For the word "this", search the records and show each line in which it occurs.

Data for the task section start

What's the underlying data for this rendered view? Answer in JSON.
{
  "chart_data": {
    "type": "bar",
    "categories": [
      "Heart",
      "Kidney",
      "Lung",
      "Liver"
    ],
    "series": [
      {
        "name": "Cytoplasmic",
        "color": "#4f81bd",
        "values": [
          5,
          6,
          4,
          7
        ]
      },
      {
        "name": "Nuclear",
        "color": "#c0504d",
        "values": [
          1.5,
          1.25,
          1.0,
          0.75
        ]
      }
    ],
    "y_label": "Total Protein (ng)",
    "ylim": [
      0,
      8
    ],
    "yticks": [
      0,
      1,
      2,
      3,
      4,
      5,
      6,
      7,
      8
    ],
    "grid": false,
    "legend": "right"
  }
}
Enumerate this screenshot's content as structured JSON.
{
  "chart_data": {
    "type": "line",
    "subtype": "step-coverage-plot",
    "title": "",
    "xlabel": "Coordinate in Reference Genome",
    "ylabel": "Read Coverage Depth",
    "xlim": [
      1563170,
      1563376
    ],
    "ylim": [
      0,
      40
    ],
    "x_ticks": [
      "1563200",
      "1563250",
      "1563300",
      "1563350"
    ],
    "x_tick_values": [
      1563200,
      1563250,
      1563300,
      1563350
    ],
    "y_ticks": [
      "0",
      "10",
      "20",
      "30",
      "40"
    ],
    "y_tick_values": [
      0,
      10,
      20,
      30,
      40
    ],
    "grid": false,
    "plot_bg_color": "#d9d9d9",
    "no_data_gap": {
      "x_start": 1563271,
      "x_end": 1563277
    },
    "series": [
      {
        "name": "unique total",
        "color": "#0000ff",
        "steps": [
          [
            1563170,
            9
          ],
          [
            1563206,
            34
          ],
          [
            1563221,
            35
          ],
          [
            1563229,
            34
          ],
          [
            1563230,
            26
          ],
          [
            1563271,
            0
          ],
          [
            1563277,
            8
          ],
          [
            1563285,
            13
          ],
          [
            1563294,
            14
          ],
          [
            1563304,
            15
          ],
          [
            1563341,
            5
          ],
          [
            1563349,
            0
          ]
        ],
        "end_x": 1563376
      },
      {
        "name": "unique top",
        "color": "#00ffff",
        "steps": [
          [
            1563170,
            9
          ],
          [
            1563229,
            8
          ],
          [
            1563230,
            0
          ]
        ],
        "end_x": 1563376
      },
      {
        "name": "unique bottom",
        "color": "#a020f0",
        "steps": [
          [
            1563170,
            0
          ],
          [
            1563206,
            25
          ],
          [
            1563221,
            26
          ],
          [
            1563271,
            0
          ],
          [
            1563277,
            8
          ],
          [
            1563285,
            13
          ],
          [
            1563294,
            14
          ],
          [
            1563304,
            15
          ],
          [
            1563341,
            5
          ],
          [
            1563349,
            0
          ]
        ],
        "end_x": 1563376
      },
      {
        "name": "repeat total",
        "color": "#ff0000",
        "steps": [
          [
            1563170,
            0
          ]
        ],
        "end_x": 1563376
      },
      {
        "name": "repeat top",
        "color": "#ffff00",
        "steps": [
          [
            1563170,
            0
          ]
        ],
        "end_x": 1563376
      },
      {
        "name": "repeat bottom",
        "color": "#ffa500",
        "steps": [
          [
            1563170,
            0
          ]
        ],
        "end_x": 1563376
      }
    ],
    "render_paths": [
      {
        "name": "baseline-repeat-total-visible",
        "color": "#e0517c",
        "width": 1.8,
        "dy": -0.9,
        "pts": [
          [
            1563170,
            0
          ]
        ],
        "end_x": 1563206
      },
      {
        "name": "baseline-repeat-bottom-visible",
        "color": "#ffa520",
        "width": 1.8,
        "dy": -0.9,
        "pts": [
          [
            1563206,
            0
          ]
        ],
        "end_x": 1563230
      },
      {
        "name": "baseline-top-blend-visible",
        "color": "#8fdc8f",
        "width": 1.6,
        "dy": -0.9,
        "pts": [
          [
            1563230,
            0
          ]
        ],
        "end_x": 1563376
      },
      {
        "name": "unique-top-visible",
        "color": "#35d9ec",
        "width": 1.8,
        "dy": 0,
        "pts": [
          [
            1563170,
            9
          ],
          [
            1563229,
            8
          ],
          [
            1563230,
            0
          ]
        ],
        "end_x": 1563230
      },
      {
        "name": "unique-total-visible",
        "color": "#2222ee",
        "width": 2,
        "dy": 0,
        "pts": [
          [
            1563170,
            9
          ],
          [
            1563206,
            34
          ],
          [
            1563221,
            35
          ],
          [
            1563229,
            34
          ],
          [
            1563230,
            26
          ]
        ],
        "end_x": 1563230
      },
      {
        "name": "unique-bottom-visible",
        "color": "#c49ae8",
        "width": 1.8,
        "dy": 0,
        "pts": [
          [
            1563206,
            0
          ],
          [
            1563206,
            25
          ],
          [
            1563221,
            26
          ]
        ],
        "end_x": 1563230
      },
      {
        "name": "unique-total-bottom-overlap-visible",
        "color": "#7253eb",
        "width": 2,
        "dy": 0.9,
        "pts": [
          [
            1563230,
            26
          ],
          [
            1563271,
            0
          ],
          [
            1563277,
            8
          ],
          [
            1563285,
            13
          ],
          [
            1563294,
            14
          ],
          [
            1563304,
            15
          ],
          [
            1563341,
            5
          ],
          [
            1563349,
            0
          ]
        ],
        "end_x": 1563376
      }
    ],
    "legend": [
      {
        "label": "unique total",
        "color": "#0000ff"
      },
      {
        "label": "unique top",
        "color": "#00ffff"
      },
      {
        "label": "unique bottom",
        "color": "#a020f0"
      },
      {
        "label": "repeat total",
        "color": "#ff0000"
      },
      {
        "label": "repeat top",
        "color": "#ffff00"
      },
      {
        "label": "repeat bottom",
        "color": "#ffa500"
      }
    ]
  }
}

Data for the task section end

## Your response
What's the underlying data for this rendered view? Answer in JSON.
Enumerate this screenshot's content as structured JSON.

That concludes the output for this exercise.